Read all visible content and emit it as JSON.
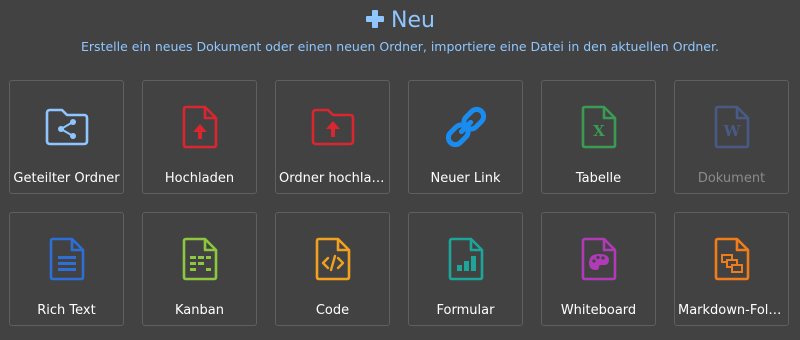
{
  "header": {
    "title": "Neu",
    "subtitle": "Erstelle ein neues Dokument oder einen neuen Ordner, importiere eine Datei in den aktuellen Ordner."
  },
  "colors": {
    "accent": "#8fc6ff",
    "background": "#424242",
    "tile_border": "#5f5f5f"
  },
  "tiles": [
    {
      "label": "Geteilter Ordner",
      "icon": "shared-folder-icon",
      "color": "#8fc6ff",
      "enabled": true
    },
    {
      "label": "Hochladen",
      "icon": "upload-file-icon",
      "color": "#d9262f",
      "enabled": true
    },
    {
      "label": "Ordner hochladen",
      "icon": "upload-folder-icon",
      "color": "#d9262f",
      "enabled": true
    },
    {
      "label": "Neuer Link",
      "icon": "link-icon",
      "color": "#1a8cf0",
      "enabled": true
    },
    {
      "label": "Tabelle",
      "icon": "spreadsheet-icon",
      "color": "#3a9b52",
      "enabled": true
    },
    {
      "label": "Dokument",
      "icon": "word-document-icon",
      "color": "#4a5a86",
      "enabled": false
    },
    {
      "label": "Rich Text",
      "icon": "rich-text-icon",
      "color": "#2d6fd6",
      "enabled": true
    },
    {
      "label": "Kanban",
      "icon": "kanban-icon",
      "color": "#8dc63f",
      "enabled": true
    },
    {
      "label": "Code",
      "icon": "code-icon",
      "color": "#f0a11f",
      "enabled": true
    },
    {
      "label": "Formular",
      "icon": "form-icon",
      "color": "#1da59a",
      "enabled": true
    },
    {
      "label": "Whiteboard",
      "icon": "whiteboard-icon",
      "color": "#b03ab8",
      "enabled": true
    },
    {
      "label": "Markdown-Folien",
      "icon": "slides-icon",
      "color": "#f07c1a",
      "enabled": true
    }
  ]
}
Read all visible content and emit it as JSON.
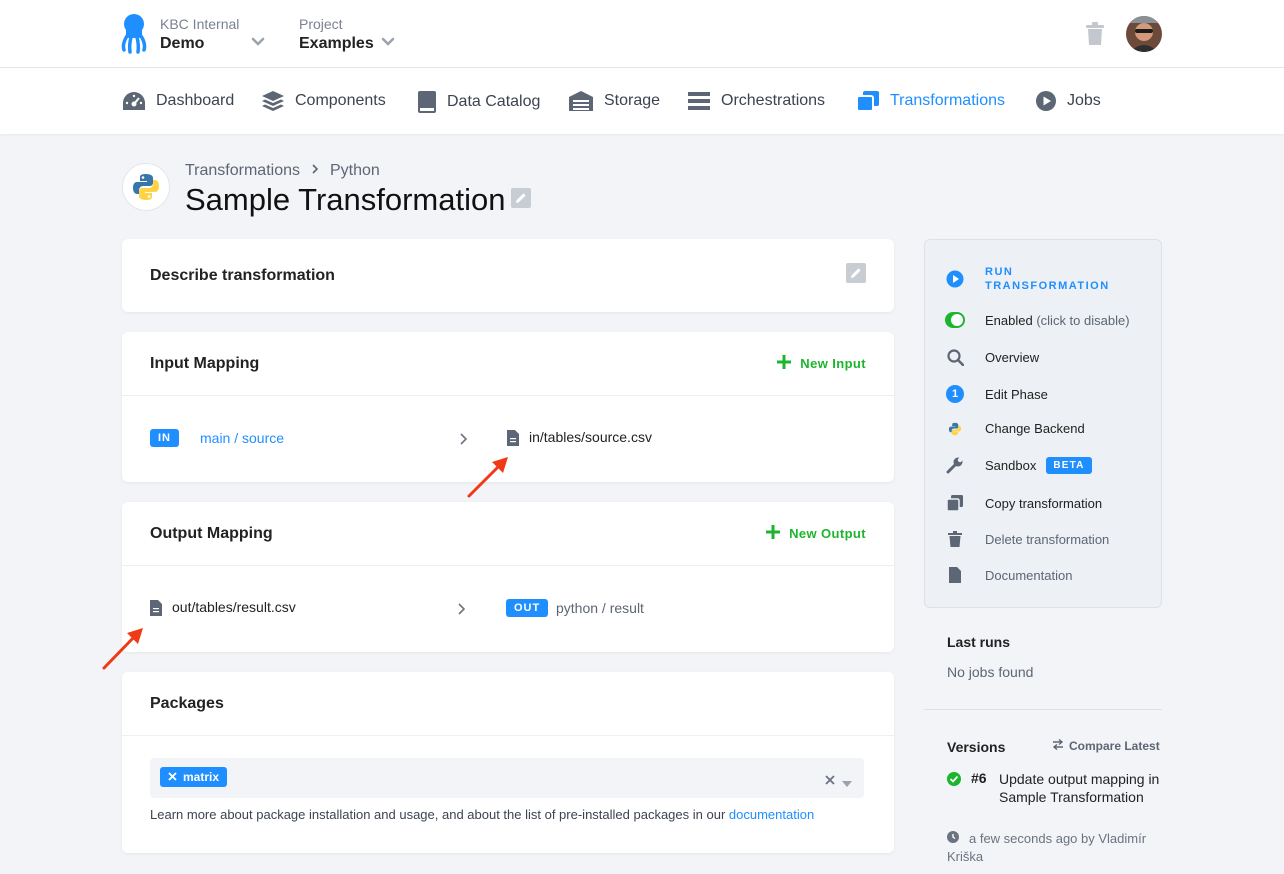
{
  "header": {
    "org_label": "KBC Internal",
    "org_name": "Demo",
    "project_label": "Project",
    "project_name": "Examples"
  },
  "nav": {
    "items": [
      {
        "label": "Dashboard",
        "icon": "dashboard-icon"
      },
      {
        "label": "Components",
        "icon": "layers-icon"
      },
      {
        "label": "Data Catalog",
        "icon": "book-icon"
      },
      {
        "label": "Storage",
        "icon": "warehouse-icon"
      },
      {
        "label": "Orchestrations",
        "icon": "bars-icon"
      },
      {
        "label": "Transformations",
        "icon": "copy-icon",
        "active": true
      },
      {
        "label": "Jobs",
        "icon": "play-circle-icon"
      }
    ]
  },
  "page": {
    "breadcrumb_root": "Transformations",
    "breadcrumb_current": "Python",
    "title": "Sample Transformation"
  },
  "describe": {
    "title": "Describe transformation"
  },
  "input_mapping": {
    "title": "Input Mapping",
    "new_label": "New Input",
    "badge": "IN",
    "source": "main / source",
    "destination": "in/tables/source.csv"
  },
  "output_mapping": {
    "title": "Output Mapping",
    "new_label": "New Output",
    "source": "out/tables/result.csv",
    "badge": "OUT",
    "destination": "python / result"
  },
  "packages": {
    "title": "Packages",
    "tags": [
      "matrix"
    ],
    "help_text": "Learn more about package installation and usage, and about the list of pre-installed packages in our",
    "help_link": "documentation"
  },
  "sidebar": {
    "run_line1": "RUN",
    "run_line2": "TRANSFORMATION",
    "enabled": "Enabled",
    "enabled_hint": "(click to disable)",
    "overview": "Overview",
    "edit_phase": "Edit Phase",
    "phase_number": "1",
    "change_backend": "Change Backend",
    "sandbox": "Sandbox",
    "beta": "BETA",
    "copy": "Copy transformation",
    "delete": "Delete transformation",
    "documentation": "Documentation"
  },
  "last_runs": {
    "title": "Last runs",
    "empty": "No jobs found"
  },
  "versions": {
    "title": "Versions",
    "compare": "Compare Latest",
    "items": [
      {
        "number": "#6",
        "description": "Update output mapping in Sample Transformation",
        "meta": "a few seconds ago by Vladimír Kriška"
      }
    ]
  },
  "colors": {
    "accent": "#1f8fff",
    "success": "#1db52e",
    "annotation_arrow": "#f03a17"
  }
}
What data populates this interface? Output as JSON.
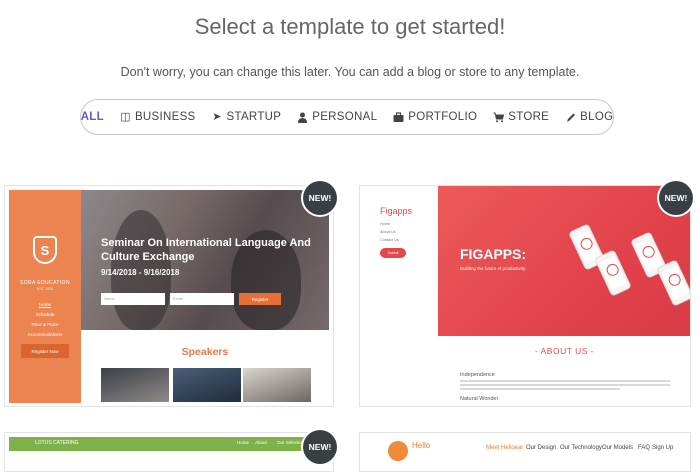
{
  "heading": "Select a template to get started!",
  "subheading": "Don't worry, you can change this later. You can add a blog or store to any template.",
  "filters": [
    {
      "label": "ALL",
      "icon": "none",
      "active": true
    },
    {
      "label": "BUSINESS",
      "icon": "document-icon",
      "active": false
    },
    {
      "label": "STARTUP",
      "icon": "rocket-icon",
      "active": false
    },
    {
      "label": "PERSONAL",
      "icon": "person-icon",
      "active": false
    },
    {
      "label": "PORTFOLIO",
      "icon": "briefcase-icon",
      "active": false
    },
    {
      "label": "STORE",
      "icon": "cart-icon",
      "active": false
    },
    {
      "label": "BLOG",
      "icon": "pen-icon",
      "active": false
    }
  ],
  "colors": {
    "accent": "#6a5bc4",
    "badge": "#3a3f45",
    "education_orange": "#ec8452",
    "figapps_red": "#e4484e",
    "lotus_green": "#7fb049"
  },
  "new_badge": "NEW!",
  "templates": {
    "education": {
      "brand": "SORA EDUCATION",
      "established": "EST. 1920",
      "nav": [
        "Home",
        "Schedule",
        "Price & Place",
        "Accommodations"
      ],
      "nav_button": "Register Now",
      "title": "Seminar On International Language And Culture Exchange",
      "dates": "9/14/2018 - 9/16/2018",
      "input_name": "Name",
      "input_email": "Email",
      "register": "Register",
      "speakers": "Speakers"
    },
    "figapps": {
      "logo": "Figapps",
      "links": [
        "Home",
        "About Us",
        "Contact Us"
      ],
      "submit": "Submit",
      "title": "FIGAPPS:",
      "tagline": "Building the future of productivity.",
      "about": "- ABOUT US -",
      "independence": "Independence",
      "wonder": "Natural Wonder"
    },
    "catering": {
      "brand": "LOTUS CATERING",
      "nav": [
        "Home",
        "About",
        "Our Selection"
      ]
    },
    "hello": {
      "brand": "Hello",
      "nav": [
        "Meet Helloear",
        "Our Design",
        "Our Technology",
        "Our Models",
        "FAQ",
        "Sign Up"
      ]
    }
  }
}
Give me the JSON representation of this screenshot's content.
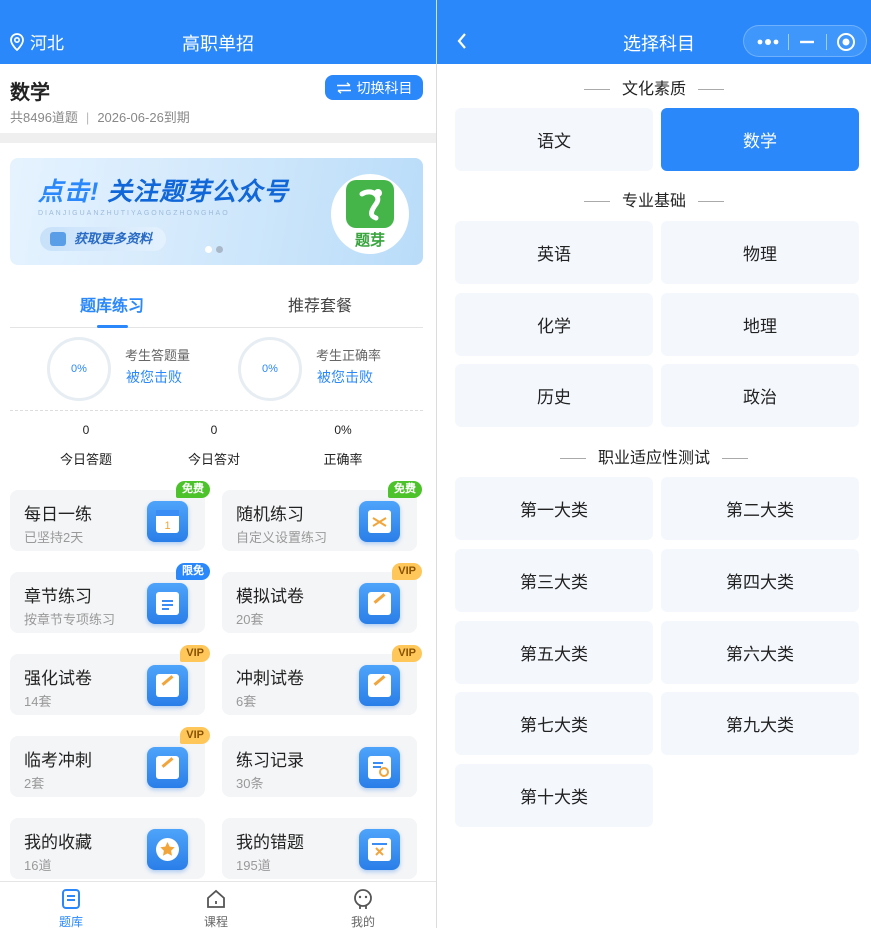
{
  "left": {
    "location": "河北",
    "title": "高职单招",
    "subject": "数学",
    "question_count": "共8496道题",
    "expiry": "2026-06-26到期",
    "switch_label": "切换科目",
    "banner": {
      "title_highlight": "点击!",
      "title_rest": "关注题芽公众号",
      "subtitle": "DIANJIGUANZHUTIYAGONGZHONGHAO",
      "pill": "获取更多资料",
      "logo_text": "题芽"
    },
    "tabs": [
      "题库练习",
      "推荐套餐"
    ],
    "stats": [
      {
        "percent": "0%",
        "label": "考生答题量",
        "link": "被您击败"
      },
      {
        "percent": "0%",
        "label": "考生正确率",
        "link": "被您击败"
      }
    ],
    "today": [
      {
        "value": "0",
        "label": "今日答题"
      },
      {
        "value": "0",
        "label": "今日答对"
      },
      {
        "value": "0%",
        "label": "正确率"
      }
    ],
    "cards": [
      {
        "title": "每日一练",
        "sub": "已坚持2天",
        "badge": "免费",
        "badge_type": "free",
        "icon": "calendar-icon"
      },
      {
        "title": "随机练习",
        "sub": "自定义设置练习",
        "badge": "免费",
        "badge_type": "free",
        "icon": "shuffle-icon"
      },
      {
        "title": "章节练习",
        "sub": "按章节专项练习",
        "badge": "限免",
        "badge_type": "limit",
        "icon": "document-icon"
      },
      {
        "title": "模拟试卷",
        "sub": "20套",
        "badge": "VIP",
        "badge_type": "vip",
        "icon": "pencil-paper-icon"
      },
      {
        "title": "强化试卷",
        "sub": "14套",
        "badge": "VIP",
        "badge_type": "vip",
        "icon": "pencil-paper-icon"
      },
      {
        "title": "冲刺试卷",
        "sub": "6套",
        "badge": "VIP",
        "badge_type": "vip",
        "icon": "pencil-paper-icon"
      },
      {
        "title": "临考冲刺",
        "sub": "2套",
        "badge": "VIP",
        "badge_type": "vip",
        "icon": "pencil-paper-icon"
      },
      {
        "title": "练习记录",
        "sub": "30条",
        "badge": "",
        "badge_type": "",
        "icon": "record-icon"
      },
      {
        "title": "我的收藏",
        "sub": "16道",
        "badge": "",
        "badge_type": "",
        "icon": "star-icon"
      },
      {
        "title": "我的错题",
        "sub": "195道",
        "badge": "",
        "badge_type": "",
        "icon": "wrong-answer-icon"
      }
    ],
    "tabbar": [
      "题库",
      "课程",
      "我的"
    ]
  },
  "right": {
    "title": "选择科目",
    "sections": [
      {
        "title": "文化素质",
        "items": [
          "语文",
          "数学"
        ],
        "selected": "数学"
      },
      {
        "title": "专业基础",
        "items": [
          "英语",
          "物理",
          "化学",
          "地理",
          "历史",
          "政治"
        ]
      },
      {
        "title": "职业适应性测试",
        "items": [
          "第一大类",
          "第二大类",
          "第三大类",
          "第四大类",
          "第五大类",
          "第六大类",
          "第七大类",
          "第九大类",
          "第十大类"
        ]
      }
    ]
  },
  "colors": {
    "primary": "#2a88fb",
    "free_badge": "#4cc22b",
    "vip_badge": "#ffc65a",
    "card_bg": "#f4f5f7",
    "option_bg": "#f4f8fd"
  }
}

★ ★ ★ ★ ★ ★ ★

Work to be completed
Your answer should be a single number: the count of lines that contain "this".

Worked answer
3